• What is asked:
Extract every line that includes the string "Give".

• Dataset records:

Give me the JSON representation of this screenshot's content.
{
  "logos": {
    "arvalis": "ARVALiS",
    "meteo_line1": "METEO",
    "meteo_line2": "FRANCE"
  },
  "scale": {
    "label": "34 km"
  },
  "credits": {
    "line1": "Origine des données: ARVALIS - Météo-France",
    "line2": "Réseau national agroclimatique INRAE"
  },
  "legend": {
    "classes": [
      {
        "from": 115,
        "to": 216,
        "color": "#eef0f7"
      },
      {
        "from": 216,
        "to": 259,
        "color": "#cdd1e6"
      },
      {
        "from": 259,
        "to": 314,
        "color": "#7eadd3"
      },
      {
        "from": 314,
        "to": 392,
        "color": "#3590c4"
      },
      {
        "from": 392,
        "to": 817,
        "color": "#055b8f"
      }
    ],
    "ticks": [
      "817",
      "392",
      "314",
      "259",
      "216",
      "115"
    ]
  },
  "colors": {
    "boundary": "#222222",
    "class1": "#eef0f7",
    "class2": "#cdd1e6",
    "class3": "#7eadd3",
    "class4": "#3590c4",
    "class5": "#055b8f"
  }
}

==

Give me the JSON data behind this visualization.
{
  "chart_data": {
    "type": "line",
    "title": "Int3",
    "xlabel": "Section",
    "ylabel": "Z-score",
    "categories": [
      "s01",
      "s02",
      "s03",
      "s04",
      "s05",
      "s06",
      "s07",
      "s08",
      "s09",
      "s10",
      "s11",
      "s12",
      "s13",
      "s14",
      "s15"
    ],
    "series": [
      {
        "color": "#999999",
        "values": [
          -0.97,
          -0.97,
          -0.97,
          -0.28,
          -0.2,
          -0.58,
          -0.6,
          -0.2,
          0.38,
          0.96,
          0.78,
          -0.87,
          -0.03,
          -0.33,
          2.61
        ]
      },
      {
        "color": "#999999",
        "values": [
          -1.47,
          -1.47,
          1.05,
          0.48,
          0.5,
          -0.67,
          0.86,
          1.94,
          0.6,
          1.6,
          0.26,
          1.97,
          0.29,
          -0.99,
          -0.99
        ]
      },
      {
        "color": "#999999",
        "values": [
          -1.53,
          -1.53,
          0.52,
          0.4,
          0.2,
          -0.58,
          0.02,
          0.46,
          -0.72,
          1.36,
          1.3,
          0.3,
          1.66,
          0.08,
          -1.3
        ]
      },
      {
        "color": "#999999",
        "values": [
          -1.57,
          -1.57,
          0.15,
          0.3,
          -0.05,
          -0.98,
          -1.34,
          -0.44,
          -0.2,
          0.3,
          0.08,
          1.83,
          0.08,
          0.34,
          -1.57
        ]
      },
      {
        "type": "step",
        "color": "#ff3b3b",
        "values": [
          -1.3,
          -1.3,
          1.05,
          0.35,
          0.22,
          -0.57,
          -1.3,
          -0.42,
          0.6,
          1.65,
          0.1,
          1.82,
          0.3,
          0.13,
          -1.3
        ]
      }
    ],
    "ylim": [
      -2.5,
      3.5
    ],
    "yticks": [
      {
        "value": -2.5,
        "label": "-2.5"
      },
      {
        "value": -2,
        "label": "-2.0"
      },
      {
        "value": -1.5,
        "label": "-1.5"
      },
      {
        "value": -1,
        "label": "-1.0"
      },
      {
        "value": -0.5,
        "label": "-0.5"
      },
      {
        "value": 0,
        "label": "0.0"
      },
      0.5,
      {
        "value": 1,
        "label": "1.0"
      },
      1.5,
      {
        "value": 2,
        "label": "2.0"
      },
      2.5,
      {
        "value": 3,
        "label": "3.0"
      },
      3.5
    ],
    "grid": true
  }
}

• Answer:
Give me the JSON representation of this screenshot's content.
Give me the JSON data behind this visualization.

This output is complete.